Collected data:
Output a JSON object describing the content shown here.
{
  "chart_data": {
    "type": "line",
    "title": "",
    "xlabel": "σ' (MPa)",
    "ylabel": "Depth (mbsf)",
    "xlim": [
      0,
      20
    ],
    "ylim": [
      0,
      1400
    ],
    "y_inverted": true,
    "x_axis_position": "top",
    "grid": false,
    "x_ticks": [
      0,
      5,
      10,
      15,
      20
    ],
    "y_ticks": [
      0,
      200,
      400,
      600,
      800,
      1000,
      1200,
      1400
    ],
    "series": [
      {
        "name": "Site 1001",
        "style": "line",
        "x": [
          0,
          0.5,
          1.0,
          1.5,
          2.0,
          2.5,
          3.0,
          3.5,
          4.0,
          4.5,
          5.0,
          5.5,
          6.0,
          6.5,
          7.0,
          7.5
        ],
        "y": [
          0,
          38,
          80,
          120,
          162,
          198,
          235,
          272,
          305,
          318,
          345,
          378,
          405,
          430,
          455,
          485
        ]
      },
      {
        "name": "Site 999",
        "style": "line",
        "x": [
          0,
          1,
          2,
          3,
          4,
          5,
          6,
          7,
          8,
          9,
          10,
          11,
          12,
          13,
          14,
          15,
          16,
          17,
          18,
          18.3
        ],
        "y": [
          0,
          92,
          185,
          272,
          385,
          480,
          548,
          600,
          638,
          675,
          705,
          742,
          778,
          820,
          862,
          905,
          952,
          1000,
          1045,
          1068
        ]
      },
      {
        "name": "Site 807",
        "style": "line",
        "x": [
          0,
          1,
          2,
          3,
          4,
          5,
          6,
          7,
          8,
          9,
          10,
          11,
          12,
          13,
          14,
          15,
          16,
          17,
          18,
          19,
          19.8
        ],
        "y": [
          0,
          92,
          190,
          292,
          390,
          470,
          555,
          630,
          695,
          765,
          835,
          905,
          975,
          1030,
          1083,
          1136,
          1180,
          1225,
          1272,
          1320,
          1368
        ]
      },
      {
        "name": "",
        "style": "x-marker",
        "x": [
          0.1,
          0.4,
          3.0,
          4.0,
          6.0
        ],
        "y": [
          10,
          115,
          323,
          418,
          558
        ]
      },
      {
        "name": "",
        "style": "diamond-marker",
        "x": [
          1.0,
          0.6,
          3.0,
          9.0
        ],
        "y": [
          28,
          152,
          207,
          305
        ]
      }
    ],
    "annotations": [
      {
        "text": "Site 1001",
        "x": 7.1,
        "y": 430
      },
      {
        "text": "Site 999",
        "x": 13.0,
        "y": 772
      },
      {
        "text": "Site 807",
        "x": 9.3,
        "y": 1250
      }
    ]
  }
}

**WHAT TO PRODUCE:**
Scan the listing above and copy all lines containing the word "name".

**FINAL RESULT:**
        "name": "Site 1001",
        "name": "Site 999",
        "name": "Site 807",
        "name": "",
        "name": "",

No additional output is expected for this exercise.